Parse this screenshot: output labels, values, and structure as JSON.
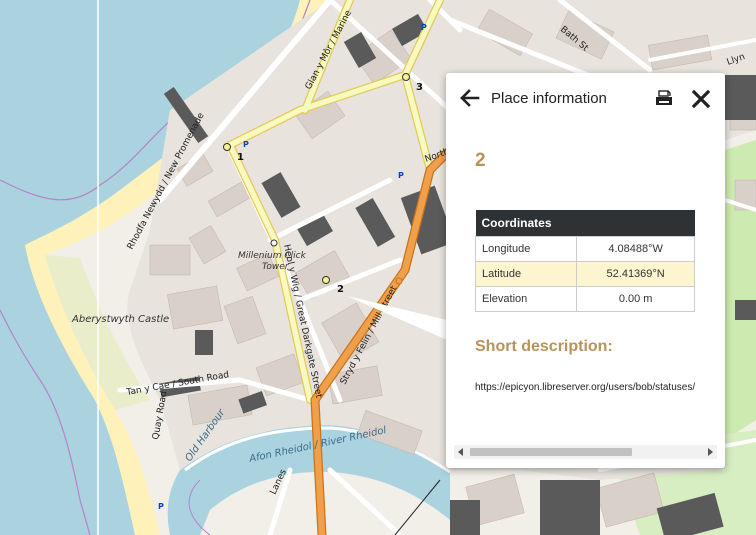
{
  "popup": {
    "title": "Place information",
    "place_name": "2",
    "coordinates_header": "Coordinates",
    "rows": [
      {
        "label": "Longitude",
        "value": "4.08488°W"
      },
      {
        "label": "Latitude",
        "value": "52.41369°N"
      },
      {
        "label": "Elevation",
        "value": "0.00 m"
      }
    ],
    "description_heading": "Short description:",
    "description_text": "https://epicyon.libreserver.org/users/bob/statuses/"
  },
  "map": {
    "markers": [
      {
        "label": "1"
      },
      {
        "label": "2"
      },
      {
        "label": "3"
      }
    ],
    "labels": {
      "castle": "Aberystwyth Castle",
      "clock_line1": "Millenium Click",
      "clock_line2": "Tower",
      "new_promenade": "Rhodfa Newydd / New Promenade",
      "marine": "Glan y Môr / Marine",
      "south_road": "Tan y Cae / South Road",
      "quay_road": "Quay Road",
      "great_darkgate": "Heol y Wig / Great Darkgate Street",
      "mill_street": "Stryd y Felin / Mill Street",
      "river": "Afon Rheidol / River Rheidol",
      "old_harbour": "Old Harbour",
      "north": "North",
      "llyn": "Llyn",
      "bath_st": "Bath St",
      "lanes": "Lanes"
    },
    "colors": {
      "sea": "#aad3df",
      "beach": "#fff1ba",
      "building": "#d9d0c9",
      "dark_building": "#5a5a5a",
      "primary_road": "#fcd6a4",
      "secondary_road": "#f7fabf",
      "trunk_road": "#e8912c",
      "park": "#cdebb0"
    }
  }
}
════════
§ REQUIRED TASK: Reproduce the data verbatim. Do not carry any picture into the copy.

§ ANSWER IN FULL:
Parse this screenshot: output labels, values, and structure as JSON.
{
  "popup": {
    "title": "Place information",
    "place_name": "2",
    "coordinates_header": "Coordinates",
    "rows": [
      {
        "label": "Longitude",
        "value": "4.08488°W"
      },
      {
        "label": "Latitude",
        "value": "52.41369°N"
      },
      {
        "label": "Elevation",
        "value": "0.00 m"
      }
    ],
    "description_heading": "Short description:",
    "description_text": "https://epicyon.libreserver.org/users/bob/statuses/"
  },
  "map": {
    "markers": [
      {
        "label": "1"
      },
      {
        "label": "2"
      },
      {
        "label": "3"
      }
    ],
    "labels": {
      "castle": "Aberystwyth Castle",
      "clock_line1": "Millenium Click",
      "clock_line2": "Tower",
      "new_promenade": "Rhodfa Newydd / New Promenade",
      "marine": "Glan y Môr / Marine",
      "south_road": "Tan y Cae / South Road",
      "quay_road": "Quay Road",
      "great_darkgate": "Heol y Wig / Great Darkgate Street",
      "mill_street": "Stryd y Felin / Mill Street",
      "river": "Afon Rheidol / River Rheidol",
      "old_harbour": "Old Harbour",
      "north": "North",
      "llyn": "Llyn",
      "bath_st": "Bath St",
      "lanes": "Lanes"
    },
    "colors": {
      "sea": "#aad3df",
      "beach": "#fff1ba",
      "building": "#d9d0c9",
      "dark_building": "#5a5a5a",
      "primary_road": "#fcd6a4",
      "secondary_road": "#f7fabf",
      "trunk_road": "#e8912c",
      "park": "#cdebb0"
    }
  }
}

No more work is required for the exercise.